(Aim) Images excluded, repeat each entry below exactly.

[Stored data]
----

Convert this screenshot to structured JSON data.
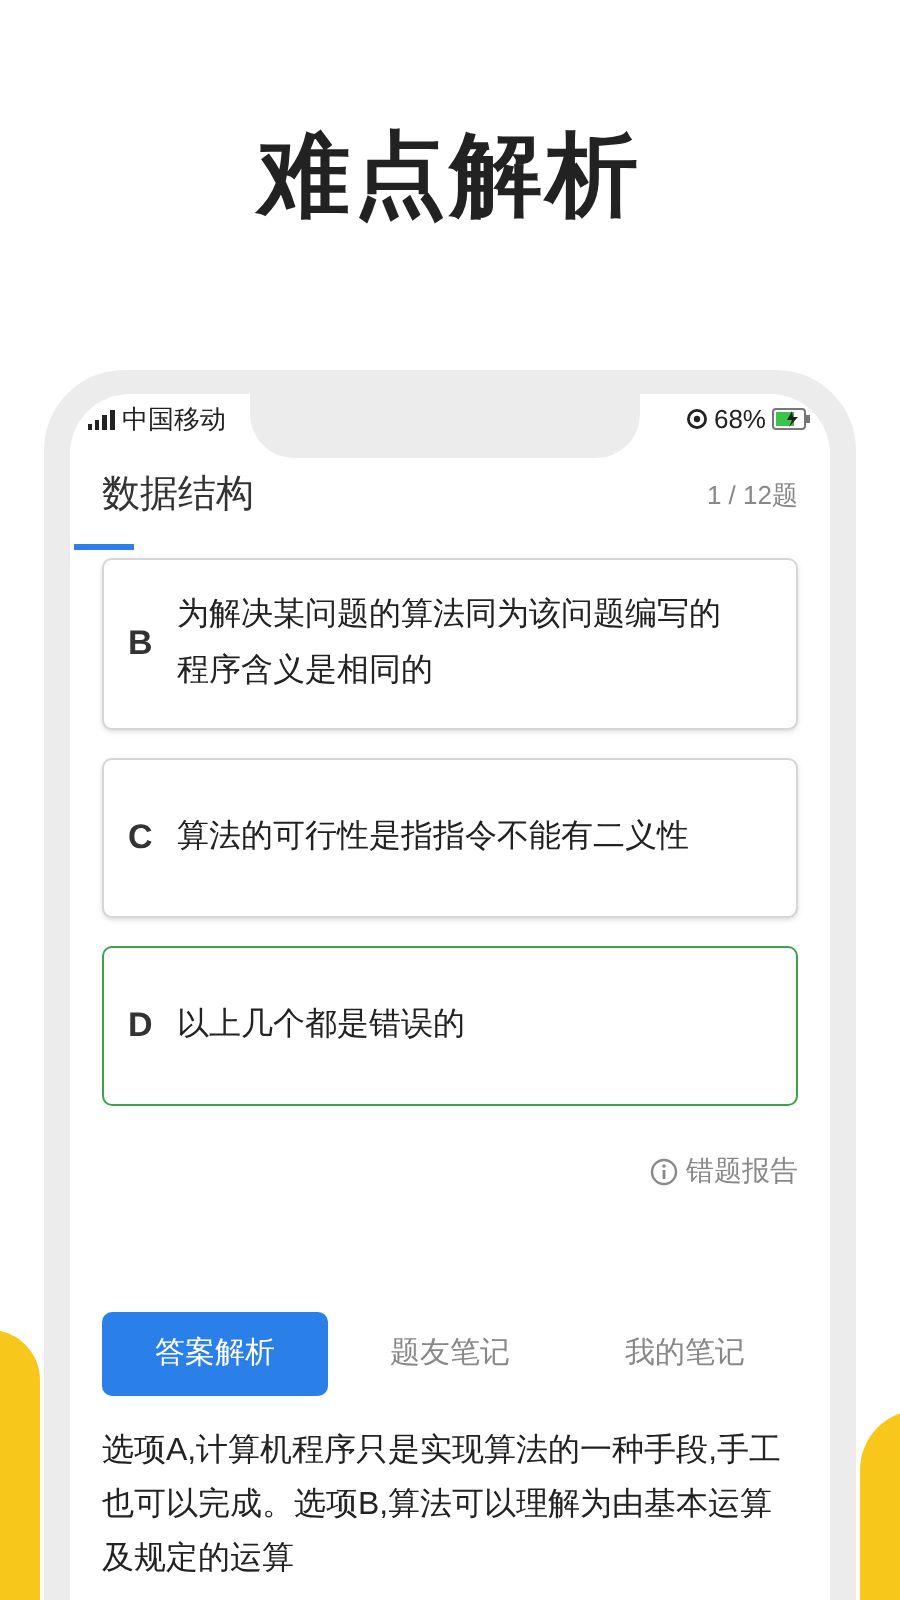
{
  "headline": "难点解析",
  "status_bar": {
    "carrier": "中国移动",
    "battery": "68%"
  },
  "title": "数据结构",
  "progress": "1 / 12题",
  "options": [
    {
      "letter": "B",
      "text": "为解决某问题的算法同为该问题编写的程序含义是相同的",
      "selected": false
    },
    {
      "letter": "C",
      "text": "算法的可行性是指指令不能有二义性",
      "selected": false
    },
    {
      "letter": "D",
      "text": "以上几个都是错误的",
      "selected": true
    }
  ],
  "report": "错题报告",
  "tabs": [
    {
      "label": "答案解析",
      "selected": true
    },
    {
      "label": "题友笔记",
      "selected": false
    },
    {
      "label": "我的笔记",
      "selected": false
    }
  ],
  "explanation": "选项A,计算机程序只是实现算法的一种手段,手工也可以完成。选项B,算法可以理解为由基本运算及规定的运算"
}
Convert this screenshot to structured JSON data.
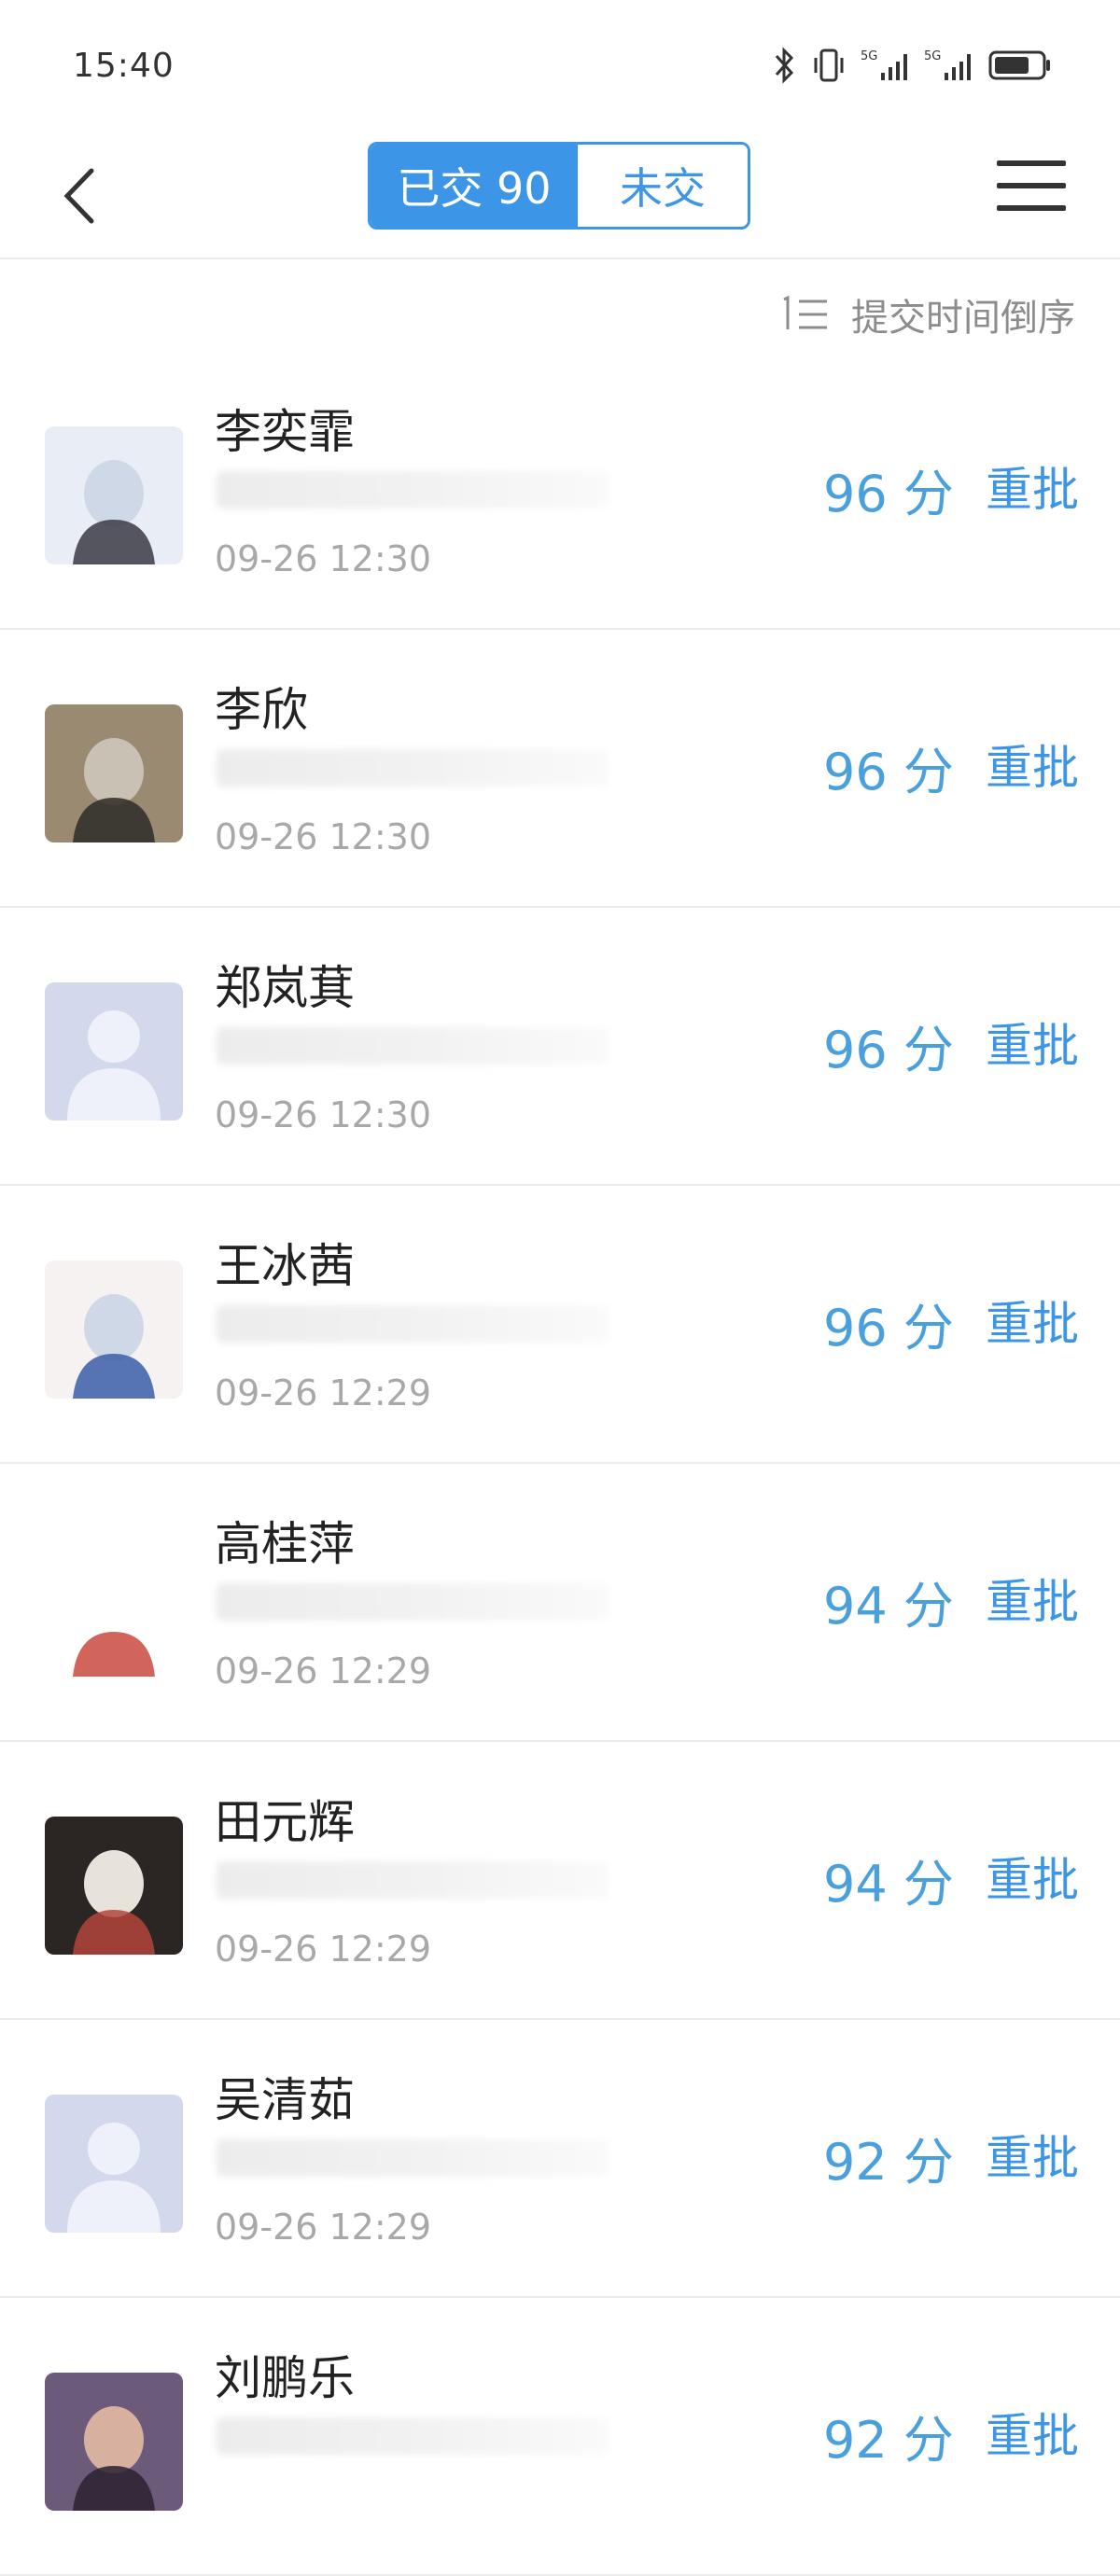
{
  "status": {
    "time": "15:40"
  },
  "header": {
    "submitted_tab": "已交 90",
    "unsubmitted_tab": "未交"
  },
  "sort": {
    "label": "提交时间倒序"
  },
  "colors": {
    "accent": "#3d95e7",
    "score": "#4aa0dc",
    "muted": "#a8a8a8"
  },
  "students": [
    {
      "name": "李奕霏",
      "time": "09-26 12:30",
      "score": "96 分",
      "action": "重批",
      "avatar": "photo"
    },
    {
      "name": "李欣",
      "time": "09-26 12:30",
      "score": "96 分",
      "action": "重批",
      "avatar": "photo"
    },
    {
      "name": "郑岚萁",
      "time": "09-26 12:30",
      "score": "96 分",
      "action": "重批",
      "avatar": "default"
    },
    {
      "name": "王冰茜",
      "time": "09-26 12:29",
      "score": "96 分",
      "action": "重批",
      "avatar": "photo"
    },
    {
      "name": "高桂萍",
      "time": "09-26 12:29",
      "score": "94 分",
      "action": "重批",
      "avatar": "photo"
    },
    {
      "name": "田元辉",
      "time": "09-26 12:29",
      "score": "94 分",
      "action": "重批",
      "avatar": "photo"
    },
    {
      "name": "吴清茹",
      "time": "09-26 12:29",
      "score": "92 分",
      "action": "重批",
      "avatar": "default"
    },
    {
      "name": "刘鹏乐",
      "time": "",
      "score": "92 分",
      "action": "重批",
      "avatar": "photo"
    }
  ]
}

----

(Response)
Convert this screenshot to structured JSON data.
{
  "headline": "难点解析",
  "status_bar": {
    "carrier": "中国移动",
    "battery": "68%"
  },
  "title": "数据结构",
  "progress": "1 / 12题",
  "options": [
    {
      "letter": "B",
      "text": "为解决某问题的算法同为该问题编写的程序含义是相同的",
      "selected": false
    },
    {
      "letter": "C",
      "text": "算法的可行性是指指令不能有二义性",
      "selected": false
    },
    {
      "letter": "D",
      "text": "以上几个都是错误的",
      "selected": true
    }
  ],
  "report": "错题报告",
  "tabs": [
    {
      "label": "答案解析",
      "selected": true
    },
    {
      "label": "题友笔记",
      "selected": false
    },
    {
      "label": "我的笔记",
      "selected": false
    }
  ],
  "explanation": "选项A,计算机程序只是实现算法的一种手段,手工也可以完成。选项B,算法可以理解为由基本运算及规定的运算"
}
Convert this screenshot to structured JSON data.
{
  "status": {
    "time": "15:40"
  },
  "header": {
    "submitted_tab": "已交 90",
    "unsubmitted_tab": "未交"
  },
  "sort": {
    "label": "提交时间倒序"
  },
  "colors": {
    "accent": "#3d95e7",
    "score": "#4aa0dc",
    "muted": "#a8a8a8"
  },
  "students": [
    {
      "name": "李奕霏",
      "time": "09-26 12:30",
      "score": "96 分",
      "action": "重批",
      "avatar": "photo"
    },
    {
      "name": "李欣",
      "time": "09-26 12:30",
      "score": "96 分",
      "action": "重批",
      "avatar": "photo"
    },
    {
      "name": "郑岚萁",
      "time": "09-26 12:30",
      "score": "96 分",
      "action": "重批",
      "avatar": "default"
    },
    {
      "name": "王冰茜",
      "time": "09-26 12:29",
      "score": "96 分",
      "action": "重批",
      "avatar": "photo"
    },
    {
      "name": "高桂萍",
      "time": "09-26 12:29",
      "score": "94 分",
      "action": "重批",
      "avatar": "photo"
    },
    {
      "name": "田元辉",
      "time": "09-26 12:29",
      "score": "94 分",
      "action": "重批",
      "avatar": "photo"
    },
    {
      "name": "吴清茹",
      "time": "09-26 12:29",
      "score": "92 分",
      "action": "重批",
      "avatar": "default"
    },
    {
      "name": "刘鹏乐",
      "time": "",
      "score": "92 分",
      "action": "重批",
      "avatar": "photo"
    }
  ]
}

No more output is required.